(Data records)
----
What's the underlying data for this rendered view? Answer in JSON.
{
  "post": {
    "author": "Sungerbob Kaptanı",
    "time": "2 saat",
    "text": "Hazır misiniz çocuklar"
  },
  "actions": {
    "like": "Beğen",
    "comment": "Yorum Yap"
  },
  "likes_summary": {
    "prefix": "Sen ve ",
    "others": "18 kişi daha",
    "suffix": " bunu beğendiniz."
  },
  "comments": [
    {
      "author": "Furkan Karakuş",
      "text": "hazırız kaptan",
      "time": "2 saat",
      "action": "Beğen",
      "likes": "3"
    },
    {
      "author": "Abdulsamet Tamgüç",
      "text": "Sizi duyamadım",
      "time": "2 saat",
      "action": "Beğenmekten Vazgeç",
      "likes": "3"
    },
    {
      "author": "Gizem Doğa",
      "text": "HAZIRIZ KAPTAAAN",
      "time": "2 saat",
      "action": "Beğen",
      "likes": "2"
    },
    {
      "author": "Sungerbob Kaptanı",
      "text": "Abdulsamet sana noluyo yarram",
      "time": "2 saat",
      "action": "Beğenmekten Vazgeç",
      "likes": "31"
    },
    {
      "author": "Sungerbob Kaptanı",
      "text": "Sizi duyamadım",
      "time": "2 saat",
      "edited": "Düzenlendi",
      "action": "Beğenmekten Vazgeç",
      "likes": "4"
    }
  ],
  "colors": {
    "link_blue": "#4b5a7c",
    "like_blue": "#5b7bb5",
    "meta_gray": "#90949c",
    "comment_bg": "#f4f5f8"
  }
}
----
DIRECTIONS =>
Quote the data in full, keeping each word unchanged.

EXPECTED OUTPUT =>
What's the underlying data for this rendered view? Answer in JSON.
{
  "post": {
    "author": "Sungerbob Kaptanı",
    "time": "2 saat",
    "text": "Hazır misiniz çocuklar"
  },
  "actions": {
    "like": "Beğen",
    "comment": "Yorum Yap"
  },
  "likes_summary": {
    "prefix": "Sen ve ",
    "others": "18 kişi daha",
    "suffix": " bunu beğendiniz."
  },
  "comments": [
    {
      "author": "Furkan Karakuş",
      "text": "hazırız kaptan",
      "time": "2 saat",
      "action": "Beğen",
      "likes": "3"
    },
    {
      "author": "Abdulsamet Tamgüç",
      "text": "Sizi duyamadım",
      "time": "2 saat",
      "action": "Beğenmekten Vazgeç",
      "likes": "3"
    },
    {
      "author": "Gizem Doğa",
      "text": "HAZIRIZ KAPTAAAN",
      "time": "2 saat",
      "action": "Beğen",
      "likes": "2"
    },
    {
      "author": "Sungerbob Kaptanı",
      "text": "Abdulsamet sana noluyo yarram",
      "time": "2 saat",
      "action": "Beğenmekten Vazgeç",
      "likes": "31"
    },
    {
      "author": "Sungerbob Kaptanı",
      "text": "Sizi duyamadım",
      "time": "2 saat",
      "edited": "Düzenlendi",
      "action": "Beğenmekten Vazgeç",
      "likes": "4"
    }
  ],
  "colors": {
    "link_blue": "#4b5a7c",
    "like_blue": "#5b7bb5",
    "meta_gray": "#90949c",
    "comment_bg": "#f4f5f8"
  }
}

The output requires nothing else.